Delay in the surgery is known to result in poor results in brachial plexus surgeries. In our study all the cases were operated within 6 months of injury. When dividing the patient in two groups, less than 3 months and more than 3 months of injury to surgery duration, no significant difference in the results was noted in the present study ([Table 5]). Although results of nerve surgery are reported to be inversely proportional to the age of the patient, in the present study in the age range of 15 and 52 no significant difference in recovery pattern was noted ([Table 6]). Functional improvement of arm abduction is better for patients with successful reinnervation of the biceps; eight of our 15 patients who had good or excellent results at shoulder function also had similar improvement at elbow function.
Conclusion
• Nerve transfer is an effective treatment option for restoration of elbow and shoulder function in brachial plexus injury and multiple nerve transfers help in early restoration of function
• Nerve transfer close to target muscle without any intervening nerve graft allows faster and better recovery.
• Use of ulnar nerve fascicles to restore elbow flexion is reliable technique and the ulnar nerve function is not downgraded.

* _Assignment A_
Answer these questions from the brachial plexus surgery text:
(i) Within how many months of injury were all the cases in the study operated?
(ii) What age range of patients showed no significant difference in recovery pattern?
(iii) Which nerve's fascicles are used to restore elbow flexion?
* _Assignment B_
Rewrite the brachial plexus surgery text, starting with "Delay in the" and going on through "at elbow function.", with "biceps" changed to "biceps brachii".
* _Assignment C_
Write what comes next in the brachial plexus surgery text, picking up after its final point.
The rows on this page have no connection to the brachial plexus surgery text.

* _Records provided_
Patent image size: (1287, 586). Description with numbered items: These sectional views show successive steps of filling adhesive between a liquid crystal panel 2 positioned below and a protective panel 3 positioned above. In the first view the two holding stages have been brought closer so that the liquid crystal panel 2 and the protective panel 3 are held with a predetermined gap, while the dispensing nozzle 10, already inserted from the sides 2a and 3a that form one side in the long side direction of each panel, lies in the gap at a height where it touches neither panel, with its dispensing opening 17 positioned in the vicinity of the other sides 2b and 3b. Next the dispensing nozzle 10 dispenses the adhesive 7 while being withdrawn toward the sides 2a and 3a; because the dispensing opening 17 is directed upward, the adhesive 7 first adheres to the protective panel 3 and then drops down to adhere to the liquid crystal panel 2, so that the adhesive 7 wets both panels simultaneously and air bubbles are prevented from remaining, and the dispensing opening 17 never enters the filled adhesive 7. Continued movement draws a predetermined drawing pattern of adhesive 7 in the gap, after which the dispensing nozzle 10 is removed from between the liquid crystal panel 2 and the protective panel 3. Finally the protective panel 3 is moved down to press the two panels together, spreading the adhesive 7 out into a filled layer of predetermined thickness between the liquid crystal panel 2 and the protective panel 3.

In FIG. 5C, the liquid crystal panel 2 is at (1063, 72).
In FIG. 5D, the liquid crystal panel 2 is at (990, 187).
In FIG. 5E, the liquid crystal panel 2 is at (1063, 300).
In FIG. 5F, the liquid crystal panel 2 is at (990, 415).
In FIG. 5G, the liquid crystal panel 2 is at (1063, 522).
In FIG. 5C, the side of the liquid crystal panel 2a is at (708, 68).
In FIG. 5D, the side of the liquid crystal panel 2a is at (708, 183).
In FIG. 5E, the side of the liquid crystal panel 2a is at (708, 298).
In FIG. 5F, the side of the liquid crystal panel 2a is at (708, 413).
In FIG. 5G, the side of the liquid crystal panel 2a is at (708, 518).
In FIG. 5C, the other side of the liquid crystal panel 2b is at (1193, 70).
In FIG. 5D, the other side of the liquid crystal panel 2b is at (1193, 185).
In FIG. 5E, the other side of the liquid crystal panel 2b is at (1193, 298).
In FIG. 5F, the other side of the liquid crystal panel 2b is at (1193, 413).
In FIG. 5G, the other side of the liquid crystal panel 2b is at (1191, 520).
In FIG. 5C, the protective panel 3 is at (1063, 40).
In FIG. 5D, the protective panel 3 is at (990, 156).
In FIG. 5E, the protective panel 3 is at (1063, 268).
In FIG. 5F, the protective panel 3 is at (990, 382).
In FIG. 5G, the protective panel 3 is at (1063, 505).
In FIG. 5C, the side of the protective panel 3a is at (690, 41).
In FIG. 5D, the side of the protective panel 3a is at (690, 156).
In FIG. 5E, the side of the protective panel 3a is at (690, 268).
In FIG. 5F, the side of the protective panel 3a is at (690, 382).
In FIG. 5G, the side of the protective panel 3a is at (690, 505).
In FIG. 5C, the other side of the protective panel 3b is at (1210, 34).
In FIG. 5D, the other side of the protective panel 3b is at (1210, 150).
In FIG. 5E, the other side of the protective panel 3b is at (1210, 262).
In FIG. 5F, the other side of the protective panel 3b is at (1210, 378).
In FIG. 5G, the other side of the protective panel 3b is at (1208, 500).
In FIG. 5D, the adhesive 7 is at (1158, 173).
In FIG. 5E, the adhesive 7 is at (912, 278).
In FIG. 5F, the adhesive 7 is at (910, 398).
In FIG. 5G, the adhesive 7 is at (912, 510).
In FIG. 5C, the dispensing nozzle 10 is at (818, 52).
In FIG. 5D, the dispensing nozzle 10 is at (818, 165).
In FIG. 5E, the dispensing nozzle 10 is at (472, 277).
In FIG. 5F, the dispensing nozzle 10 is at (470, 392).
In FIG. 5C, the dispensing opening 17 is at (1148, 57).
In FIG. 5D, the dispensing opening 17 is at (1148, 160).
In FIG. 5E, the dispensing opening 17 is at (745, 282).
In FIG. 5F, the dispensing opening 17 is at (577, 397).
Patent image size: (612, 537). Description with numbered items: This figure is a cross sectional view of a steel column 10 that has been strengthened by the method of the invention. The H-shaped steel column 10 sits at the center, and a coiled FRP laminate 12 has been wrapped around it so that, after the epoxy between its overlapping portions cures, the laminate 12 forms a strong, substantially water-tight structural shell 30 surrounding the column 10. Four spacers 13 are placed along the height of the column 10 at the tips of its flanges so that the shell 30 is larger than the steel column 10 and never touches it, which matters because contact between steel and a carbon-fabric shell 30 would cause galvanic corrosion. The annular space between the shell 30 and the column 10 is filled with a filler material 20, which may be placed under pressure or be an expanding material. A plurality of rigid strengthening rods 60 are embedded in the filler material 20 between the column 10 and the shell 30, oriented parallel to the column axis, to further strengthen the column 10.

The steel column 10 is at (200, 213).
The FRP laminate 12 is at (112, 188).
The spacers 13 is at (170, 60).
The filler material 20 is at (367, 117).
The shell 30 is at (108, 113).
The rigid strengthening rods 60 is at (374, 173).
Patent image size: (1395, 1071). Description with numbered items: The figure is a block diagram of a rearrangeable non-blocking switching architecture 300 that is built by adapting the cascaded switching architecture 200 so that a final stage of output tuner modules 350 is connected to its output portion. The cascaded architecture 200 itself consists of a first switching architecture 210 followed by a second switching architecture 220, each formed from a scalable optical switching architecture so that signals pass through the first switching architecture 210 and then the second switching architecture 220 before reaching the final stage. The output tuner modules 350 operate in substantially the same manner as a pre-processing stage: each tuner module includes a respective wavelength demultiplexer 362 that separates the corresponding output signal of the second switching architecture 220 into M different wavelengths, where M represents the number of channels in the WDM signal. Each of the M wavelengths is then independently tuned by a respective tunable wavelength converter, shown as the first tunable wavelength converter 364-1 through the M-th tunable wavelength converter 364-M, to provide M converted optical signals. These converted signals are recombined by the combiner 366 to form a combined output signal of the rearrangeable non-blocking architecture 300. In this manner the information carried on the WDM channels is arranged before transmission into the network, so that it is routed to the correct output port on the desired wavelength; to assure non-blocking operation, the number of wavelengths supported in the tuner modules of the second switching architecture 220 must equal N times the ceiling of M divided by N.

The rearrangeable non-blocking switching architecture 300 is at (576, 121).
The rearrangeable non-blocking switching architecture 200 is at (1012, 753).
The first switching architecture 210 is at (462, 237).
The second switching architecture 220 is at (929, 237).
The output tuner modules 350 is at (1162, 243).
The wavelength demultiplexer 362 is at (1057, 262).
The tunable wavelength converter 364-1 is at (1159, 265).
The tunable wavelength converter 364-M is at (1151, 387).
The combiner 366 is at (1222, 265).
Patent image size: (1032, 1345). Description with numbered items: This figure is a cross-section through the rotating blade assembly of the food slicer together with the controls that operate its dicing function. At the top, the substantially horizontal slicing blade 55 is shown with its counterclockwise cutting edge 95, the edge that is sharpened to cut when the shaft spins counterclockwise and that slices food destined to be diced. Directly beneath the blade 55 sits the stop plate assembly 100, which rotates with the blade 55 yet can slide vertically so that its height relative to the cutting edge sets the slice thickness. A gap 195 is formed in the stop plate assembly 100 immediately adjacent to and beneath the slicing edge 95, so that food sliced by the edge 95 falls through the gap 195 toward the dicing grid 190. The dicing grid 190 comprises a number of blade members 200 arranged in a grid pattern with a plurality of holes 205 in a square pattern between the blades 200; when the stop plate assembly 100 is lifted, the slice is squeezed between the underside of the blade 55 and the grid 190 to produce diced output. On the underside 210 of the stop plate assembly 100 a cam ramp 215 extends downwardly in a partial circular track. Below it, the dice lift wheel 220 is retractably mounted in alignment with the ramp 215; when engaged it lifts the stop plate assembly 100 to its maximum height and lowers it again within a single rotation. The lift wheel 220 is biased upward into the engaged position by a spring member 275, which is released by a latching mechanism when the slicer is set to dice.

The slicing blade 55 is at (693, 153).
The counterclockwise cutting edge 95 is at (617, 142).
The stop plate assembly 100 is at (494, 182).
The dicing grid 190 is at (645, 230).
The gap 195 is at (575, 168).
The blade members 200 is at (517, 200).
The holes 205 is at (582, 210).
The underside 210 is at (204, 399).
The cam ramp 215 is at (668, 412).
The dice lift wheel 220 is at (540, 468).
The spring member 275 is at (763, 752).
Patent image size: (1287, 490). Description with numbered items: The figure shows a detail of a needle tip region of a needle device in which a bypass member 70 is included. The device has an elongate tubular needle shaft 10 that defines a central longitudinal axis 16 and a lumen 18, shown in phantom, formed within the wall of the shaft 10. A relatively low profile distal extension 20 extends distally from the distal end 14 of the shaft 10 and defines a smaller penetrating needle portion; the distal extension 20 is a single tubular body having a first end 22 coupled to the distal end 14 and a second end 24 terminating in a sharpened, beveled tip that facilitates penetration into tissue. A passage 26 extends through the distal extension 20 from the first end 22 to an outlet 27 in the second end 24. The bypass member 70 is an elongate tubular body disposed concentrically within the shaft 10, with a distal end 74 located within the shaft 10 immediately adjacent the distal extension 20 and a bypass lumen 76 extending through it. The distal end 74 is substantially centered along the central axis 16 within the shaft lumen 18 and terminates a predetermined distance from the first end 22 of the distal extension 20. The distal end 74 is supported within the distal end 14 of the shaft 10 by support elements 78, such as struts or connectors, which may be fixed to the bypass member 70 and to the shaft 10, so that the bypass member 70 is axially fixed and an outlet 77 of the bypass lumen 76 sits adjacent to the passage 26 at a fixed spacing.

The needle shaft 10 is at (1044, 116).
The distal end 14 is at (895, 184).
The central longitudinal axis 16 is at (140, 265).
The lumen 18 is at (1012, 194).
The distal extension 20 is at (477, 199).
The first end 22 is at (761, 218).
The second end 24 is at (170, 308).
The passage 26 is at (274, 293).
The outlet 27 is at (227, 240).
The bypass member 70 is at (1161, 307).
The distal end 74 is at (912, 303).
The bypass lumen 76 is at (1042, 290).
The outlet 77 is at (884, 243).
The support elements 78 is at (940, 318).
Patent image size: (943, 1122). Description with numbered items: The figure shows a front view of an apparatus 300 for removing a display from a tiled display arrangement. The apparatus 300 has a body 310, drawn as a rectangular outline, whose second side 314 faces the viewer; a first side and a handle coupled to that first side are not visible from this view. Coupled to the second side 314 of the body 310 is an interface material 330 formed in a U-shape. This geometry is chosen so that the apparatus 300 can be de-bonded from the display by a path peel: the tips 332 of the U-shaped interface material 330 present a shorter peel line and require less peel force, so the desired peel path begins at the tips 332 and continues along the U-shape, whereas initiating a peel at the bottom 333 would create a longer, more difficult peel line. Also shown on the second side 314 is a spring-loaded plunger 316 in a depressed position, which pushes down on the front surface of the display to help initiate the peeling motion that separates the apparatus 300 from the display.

* _Reply A_
(i) Within 6 months of injury.
(ii) Patients aged 15 to 52.
(iii) The ulnar nerve.

* _Reply B_
Delay in the surgery is known to result in poor results in brachial plexus surgeries. In our study all the cases were operated within 6 months of injury. When dividing the patient in two groups, less than 3 months and more than 3 months of injury to surgery duration, no significant difference in the results was noted in the present study ([Table 5]). Although results of nerve surgery are reported to be inversely proportional to the age of the patient, in the present study in the age range of 15 and 52 no significant difference in recovery pattern was noted ([Table 6]). Functional improvement of arm abduction is better for patients with successful reinnervation of the biceps brachii; eight of our 15 patients who had good or excellent results at shoulder function also had similar improvement at elbow function.

* _Reply C_
• Although the functional improvement in shoulder is not as dramatic as elbow, patient satisfaction is phenomenal.
• Age of the patient shall not be criteria to deny the procedure especially till late fifties, and if done within 6 months good results are regularly obtained.
Competing interests
The authors declare that they have no competing interests.
Authors’ contributions
HR and SRS were the main operating surgeons and designed the study, PB and SRJ performed data collection and analysis of the results, HR and PB were involved in sequence alignment and drafting of the manuscript, SRS edited the manuscript. All the authors have read and final manuscript
Consent section
Written informed consent was obtained from the patients for publication of this case report and accompanying images. A copy of the written consent is available for review by the Editor-in-Chief of this journal.